* _WHAT YOU NEED TO DO_: Of all the lines in the material, how many include the word "akik"? Reply with the number alone.

== GIVEN RECORDS ==

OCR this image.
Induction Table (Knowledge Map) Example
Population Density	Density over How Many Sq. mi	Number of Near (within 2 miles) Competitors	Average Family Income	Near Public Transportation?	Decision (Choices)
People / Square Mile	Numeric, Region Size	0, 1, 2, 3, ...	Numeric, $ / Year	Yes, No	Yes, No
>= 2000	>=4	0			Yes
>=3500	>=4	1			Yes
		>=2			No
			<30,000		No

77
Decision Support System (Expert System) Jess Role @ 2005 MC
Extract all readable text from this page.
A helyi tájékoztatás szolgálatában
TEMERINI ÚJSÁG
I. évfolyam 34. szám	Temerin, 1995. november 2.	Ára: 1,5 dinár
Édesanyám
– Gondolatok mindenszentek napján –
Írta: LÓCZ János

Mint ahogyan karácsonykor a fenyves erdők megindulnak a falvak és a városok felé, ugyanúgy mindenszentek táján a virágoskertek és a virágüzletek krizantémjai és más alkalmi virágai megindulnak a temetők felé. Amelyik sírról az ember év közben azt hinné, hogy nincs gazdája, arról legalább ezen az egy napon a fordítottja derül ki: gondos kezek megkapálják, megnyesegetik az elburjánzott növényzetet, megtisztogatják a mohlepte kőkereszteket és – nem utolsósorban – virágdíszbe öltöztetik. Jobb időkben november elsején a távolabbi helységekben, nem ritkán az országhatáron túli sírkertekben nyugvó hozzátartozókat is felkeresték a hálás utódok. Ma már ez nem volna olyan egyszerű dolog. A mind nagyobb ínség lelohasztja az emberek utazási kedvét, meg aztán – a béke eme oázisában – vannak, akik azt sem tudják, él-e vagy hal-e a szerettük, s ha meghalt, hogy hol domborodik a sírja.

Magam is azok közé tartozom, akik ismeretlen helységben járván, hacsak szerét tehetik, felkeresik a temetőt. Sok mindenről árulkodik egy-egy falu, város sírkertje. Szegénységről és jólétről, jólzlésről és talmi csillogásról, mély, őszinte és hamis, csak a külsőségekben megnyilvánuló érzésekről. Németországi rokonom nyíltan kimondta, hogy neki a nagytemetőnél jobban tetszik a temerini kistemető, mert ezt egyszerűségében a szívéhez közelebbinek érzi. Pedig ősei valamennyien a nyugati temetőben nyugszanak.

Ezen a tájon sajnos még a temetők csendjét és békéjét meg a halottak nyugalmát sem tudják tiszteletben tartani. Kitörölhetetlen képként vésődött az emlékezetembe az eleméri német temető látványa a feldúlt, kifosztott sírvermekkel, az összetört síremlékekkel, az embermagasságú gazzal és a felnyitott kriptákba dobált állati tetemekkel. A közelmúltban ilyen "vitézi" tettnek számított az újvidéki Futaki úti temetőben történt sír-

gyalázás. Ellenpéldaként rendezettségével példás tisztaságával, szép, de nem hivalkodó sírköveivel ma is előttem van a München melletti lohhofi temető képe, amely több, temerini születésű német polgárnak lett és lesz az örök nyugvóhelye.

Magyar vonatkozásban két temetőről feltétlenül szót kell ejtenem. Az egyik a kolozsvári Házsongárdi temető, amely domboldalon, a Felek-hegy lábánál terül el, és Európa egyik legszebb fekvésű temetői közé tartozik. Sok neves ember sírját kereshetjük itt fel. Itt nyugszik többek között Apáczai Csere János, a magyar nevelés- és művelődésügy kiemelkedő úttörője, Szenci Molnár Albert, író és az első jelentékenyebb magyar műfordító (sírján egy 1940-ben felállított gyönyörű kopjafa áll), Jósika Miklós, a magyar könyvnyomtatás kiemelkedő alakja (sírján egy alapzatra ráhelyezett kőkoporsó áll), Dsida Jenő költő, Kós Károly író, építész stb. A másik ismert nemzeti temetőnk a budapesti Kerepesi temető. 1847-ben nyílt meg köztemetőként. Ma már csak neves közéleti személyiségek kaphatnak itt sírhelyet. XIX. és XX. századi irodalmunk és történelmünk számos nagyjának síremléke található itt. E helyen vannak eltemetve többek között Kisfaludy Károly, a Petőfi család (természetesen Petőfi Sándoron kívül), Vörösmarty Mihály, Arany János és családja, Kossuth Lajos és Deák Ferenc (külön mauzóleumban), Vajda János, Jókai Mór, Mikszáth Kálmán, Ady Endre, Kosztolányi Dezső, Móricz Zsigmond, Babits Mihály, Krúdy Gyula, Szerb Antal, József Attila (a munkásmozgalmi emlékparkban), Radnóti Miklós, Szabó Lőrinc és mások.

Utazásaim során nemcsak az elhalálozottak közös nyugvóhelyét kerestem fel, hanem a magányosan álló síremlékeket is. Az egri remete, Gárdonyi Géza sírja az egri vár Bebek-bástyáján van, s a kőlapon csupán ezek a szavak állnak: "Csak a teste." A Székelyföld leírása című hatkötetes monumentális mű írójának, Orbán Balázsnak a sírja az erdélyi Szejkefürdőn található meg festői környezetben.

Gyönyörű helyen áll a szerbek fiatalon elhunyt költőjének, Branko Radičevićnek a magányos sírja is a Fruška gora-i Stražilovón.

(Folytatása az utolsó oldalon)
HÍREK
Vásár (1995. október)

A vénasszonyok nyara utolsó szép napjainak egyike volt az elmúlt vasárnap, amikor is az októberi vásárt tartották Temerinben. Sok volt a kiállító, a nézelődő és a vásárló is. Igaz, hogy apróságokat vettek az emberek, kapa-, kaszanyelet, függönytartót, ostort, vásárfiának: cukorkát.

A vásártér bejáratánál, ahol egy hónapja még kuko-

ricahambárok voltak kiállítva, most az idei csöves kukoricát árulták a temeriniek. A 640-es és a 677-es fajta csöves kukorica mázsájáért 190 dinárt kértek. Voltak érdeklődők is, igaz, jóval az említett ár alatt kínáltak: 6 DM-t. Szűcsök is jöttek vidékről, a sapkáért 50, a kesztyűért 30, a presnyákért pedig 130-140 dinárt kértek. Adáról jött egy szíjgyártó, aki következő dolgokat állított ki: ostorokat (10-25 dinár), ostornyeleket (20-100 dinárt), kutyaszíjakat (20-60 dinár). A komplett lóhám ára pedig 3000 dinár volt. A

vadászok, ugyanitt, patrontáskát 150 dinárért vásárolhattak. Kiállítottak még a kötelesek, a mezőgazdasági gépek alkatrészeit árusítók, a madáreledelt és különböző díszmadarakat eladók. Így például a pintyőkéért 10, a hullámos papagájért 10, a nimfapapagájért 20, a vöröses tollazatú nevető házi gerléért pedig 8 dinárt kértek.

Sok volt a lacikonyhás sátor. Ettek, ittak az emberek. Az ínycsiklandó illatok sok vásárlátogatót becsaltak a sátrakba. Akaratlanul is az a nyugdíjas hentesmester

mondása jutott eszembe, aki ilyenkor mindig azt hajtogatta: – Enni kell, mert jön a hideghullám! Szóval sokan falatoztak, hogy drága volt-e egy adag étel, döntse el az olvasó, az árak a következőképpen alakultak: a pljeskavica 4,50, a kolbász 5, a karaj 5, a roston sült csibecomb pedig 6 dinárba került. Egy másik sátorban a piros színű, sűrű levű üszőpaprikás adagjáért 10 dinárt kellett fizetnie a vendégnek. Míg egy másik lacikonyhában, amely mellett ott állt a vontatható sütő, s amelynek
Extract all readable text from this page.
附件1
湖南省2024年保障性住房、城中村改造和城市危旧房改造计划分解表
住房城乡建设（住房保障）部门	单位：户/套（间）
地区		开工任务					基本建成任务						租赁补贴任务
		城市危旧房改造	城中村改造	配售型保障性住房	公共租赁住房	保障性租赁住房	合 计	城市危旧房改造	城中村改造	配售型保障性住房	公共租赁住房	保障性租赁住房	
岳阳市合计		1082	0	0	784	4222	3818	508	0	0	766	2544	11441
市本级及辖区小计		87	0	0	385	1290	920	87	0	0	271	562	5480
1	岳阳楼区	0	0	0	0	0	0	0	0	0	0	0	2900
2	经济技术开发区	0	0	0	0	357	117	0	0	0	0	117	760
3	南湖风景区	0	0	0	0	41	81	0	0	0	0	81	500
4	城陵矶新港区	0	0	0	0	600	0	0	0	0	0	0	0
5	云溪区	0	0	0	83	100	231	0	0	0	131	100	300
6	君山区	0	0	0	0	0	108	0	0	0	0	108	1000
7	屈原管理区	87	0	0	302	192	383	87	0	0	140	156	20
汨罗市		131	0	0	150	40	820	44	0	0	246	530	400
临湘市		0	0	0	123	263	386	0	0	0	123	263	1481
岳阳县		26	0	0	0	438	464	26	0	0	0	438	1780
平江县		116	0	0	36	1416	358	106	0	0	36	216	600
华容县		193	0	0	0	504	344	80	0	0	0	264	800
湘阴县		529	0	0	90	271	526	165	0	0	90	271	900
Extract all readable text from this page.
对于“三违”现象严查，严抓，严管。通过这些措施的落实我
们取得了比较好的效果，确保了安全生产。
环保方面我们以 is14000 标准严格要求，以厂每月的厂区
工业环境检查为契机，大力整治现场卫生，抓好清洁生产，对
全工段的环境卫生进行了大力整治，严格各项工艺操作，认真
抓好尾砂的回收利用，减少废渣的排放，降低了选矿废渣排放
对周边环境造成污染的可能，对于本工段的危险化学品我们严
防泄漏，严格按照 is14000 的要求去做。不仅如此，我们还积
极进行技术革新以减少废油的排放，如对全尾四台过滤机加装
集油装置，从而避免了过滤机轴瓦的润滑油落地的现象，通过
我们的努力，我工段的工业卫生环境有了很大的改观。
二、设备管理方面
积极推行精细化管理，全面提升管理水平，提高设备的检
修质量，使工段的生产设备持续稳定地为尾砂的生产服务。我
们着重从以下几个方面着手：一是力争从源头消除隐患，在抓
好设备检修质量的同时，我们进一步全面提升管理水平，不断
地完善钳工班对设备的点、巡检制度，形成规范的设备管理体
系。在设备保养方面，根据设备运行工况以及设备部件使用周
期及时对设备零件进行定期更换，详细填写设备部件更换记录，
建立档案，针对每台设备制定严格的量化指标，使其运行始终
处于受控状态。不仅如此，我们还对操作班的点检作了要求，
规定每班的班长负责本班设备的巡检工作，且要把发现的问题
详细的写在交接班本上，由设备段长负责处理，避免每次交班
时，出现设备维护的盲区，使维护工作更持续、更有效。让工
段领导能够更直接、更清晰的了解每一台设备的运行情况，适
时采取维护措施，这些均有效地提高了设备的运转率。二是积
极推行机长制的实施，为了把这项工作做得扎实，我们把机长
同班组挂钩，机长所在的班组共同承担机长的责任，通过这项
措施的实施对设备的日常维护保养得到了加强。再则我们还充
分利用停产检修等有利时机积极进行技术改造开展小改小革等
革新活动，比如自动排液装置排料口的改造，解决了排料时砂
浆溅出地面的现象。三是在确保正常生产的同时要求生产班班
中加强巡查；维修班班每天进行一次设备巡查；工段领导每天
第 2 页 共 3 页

===

* _EXERCISE RESPONSE_: 2